§ **To be done**:
Repeat the lines that follow, leaving nothing out.
─── Data provided
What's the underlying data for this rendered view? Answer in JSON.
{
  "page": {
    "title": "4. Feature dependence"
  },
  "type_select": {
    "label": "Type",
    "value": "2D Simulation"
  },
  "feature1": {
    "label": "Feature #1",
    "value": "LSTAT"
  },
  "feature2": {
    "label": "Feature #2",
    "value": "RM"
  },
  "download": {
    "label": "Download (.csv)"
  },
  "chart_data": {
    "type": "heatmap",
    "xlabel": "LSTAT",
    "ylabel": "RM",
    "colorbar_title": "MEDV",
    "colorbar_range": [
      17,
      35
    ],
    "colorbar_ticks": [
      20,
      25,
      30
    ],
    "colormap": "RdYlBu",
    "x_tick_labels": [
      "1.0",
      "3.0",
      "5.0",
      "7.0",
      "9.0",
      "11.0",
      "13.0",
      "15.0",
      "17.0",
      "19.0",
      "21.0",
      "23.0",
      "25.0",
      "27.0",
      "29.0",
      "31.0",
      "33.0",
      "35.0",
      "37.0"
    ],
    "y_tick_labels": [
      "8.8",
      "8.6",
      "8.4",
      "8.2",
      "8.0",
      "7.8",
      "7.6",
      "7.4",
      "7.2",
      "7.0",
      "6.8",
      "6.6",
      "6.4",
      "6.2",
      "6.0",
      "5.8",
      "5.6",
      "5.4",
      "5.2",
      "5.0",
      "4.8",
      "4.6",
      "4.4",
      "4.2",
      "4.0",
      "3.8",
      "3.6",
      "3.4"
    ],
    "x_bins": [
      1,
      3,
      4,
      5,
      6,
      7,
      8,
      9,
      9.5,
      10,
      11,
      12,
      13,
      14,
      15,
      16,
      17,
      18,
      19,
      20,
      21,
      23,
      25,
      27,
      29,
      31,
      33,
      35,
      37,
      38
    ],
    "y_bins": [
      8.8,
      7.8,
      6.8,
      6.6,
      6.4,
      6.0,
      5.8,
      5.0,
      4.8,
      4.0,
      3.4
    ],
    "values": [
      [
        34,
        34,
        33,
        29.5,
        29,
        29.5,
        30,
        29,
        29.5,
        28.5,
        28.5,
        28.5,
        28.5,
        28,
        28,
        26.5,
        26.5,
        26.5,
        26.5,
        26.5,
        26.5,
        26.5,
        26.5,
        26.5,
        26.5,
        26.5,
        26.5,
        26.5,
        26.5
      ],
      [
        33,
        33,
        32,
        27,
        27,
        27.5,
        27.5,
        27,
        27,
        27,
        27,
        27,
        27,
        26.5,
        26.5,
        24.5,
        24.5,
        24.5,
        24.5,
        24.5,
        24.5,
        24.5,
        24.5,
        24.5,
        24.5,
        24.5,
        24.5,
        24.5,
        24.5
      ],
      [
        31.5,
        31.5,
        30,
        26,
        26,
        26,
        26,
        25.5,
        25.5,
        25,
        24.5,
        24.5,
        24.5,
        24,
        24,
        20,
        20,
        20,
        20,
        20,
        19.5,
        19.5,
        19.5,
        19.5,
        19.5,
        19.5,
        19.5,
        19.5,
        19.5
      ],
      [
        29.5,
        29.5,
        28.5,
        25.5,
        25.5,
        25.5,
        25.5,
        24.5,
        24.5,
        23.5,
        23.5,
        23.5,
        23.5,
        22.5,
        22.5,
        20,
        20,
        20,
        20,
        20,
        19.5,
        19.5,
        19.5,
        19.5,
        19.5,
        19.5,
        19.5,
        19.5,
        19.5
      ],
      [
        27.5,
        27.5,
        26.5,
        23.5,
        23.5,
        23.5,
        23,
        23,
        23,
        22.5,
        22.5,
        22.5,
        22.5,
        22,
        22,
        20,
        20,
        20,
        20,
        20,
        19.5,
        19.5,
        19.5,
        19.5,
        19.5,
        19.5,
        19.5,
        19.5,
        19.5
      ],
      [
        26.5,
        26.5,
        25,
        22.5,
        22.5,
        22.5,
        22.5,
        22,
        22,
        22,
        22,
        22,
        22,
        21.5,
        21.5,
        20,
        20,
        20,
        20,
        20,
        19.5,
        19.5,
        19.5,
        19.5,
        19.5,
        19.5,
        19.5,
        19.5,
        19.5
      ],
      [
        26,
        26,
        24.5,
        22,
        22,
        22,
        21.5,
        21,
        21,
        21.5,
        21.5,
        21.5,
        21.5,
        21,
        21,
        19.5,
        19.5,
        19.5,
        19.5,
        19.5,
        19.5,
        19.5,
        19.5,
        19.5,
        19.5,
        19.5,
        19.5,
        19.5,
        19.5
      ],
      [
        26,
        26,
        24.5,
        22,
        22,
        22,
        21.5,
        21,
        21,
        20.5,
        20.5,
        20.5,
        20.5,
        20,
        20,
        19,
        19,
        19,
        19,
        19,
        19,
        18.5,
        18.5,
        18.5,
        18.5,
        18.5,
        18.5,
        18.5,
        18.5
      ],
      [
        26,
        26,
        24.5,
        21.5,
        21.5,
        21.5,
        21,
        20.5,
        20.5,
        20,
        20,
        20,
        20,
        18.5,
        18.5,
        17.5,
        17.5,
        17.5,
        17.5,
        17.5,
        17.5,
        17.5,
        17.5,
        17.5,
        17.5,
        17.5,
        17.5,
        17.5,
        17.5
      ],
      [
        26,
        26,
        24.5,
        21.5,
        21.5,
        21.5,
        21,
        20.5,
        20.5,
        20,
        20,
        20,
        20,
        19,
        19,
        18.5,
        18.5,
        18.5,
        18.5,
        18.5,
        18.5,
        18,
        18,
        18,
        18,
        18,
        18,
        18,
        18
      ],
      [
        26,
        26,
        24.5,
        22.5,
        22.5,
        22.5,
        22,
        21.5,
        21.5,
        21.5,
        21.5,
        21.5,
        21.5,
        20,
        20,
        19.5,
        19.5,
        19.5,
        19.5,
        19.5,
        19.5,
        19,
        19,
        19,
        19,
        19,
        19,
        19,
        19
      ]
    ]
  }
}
──────
§ **Reply to the exercise**:
What's the underlying data for this rendered view? Answer in JSON.
{
  "page": {
    "title": "4. Feature dependence"
  },
  "type_select": {
    "label": "Type",
    "value": "2D Simulation"
  },
  "feature1": {
    "label": "Feature #1",
    "value": "LSTAT"
  },
  "feature2": {
    "label": "Feature #2",
    "value": "RM"
  },
  "download": {
    "label": "Download (.csv)"
  },
  "chart_data": {
    "type": "heatmap",
    "xlabel": "LSTAT",
    "ylabel": "RM",
    "colorbar_title": "MEDV",
    "colorbar_range": [
      17,
      35
    ],
    "colorbar_ticks": [
      20,
      25,
      30
    ],
    "colormap": "RdYlBu",
    "x_tick_labels": [
      "1.0",
      "3.0",
      "5.0",
      "7.0",
      "9.0",
      "11.0",
      "13.0",
      "15.0",
      "17.0",
      "19.0",
      "21.0",
      "23.0",
      "25.0",
      "27.0",
      "29.0",
      "31.0",
      "33.0",
      "35.0",
      "37.0"
    ],
    "y_tick_labels": [
      "8.8",
      "8.6",
      "8.4",
      "8.2",
      "8.0",
      "7.8",
      "7.6",
      "7.4",
      "7.2",
      "7.0",
      "6.8",
      "6.6",
      "6.4",
      "6.2",
      "6.0",
      "5.8",
      "5.6",
      "5.4",
      "5.2",
      "5.0",
      "4.8",
      "4.6",
      "4.4",
      "4.2",
      "4.0",
      "3.8",
      "3.6",
      "3.4"
    ],
    "x_bins": [
      1,
      3,
      4,
      5,
      6,
      7,
      8,
      9,
      9.5,
      10,
      11,
      12,
      13,
      14,
      15,
      16,
      17,
      18,
      19,
      20,
      21,
      23,
      25,
      27,
      29,
      31,
      33,
      35,
      37,
      38
    ],
    "y_bins": [
      8.8,
      7.8,
      6.8,
      6.6,
      6.4,
      6.0,
      5.8,
      5.0,
      4.8,
      4.0,
      3.4
    ],
    "values": [
      [
        34,
        34,
        33,
        29.5,
        29,
        29.5,
        30,
        29,
        29.5,
        28.5,
        28.5,
        28.5,
        28.5,
        28,
        28,
        26.5,
        26.5,
        26.5,
        26.5,
        26.5,
        26.5,
        26.5,
        26.5,
        26.5,
        26.5,
        26.5,
        26.5,
        26.5,
        26.5
      ],
      [
        33,
        33,
        32,
        27,
        27,
        27.5,
        27.5,
        27,
        27,
        27,
        27,
        27,
        27,
        26.5,
        26.5,
        24.5,
        24.5,
        24.5,
        24.5,
        24.5,
        24.5,
        24.5,
        24.5,
        24.5,
        24.5,
        24.5,
        24.5,
        24.5,
        24.5
      ],
      [
        31.5,
        31.5,
        30,
        26,
        26,
        26,
        26,
        25.5,
        25.5,
        25,
        24.5,
        24.5,
        24.5,
        24,
        24,
        20,
        20,
        20,
        20,
        20,
        19.5,
        19.5,
        19.5,
        19.5,
        19.5,
        19.5,
        19.5,
        19.5,
        19.5
      ],
      [
        29.5,
        29.5,
        28.5,
        25.5,
        25.5,
        25.5,
        25.5,
        24.5,
        24.5,
        23.5,
        23.5,
        23.5,
        23.5,
        22.5,
        22.5,
        20,
        20,
        20,
        20,
        20,
        19.5,
        19.5,
        19.5,
        19.5,
        19.5,
        19.5,
        19.5,
        19.5,
        19.5
      ],
      [
        27.5,
        27.5,
        26.5,
        23.5,
        23.5,
        23.5,
        23,
        23,
        23,
        22.5,
        22.5,
        22.5,
        22.5,
        22,
        22,
        20,
        20,
        20,
        20,
        20,
        19.5,
        19.5,
        19.5,
        19.5,
        19.5,
        19.5,
        19.5,
        19.5,
        19.5
      ],
      [
        26.5,
        26.5,
        25,
        22.5,
        22.5,
        22.5,
        22.5,
        22,
        22,
        22,
        22,
        22,
        22,
        21.5,
        21.5,
        20,
        20,
        20,
        20,
        20,
        19.5,
        19.5,
        19.5,
        19.5,
        19.5,
        19.5,
        19.5,
        19.5,
        19.5
      ],
      [
        26,
        26,
        24.5,
        22,
        22,
        22,
        21.5,
        21,
        21,
        21.5,
        21.5,
        21.5,
        21.5,
        21,
        21,
        19.5,
        19.5,
        19.5,
        19.5,
        19.5,
        19.5,
        19.5,
        19.5,
        19.5,
        19.5,
        19.5,
        19.5,
        19.5,
        19.5
      ],
      [
        26,
        26,
        24.5,
        22,
        22,
        22,
        21.5,
        21,
        21,
        20.5,
        20.5,
        20.5,
        20.5,
        20,
        20,
        19,
        19,
        19,
        19,
        19,
        19,
        18.5,
        18.5,
        18.5,
        18.5,
        18.5,
        18.5,
        18.5,
        18.5
      ],
      [
        26,
        26,
        24.5,
        21.5,
        21.5,
        21.5,
        21,
        20.5,
        20.5,
        20,
        20,
        20,
        20,
        18.5,
        18.5,
        17.5,
        17.5,
        17.5,
        17.5,
        17.5,
        17.5,
        17.5,
        17.5,
        17.5,
        17.5,
        17.5,
        17.5,
        17.5,
        17.5
      ],
      [
        26,
        26,
        24.5,
        21.5,
        21.5,
        21.5,
        21,
        20.5,
        20.5,
        20,
        20,
        20,
        20,
        19,
        19,
        18.5,
        18.5,
        18.5,
        18.5,
        18.5,
        18.5,
        18,
        18,
        18,
        18,
        18,
        18,
        18,
        18
      ],
      [
        26,
        26,
        24.5,
        22.5,
        22.5,
        22.5,
        22,
        21.5,
        21.5,
        21.5,
        21.5,
        21.5,
        21.5,
        20,
        20,
        19.5,
        19.5,
        19.5,
        19.5,
        19.5,
        19.5,
        19,
        19,
        19,
        19,
        19,
        19,
        19,
        19
      ]
    ]
  }
}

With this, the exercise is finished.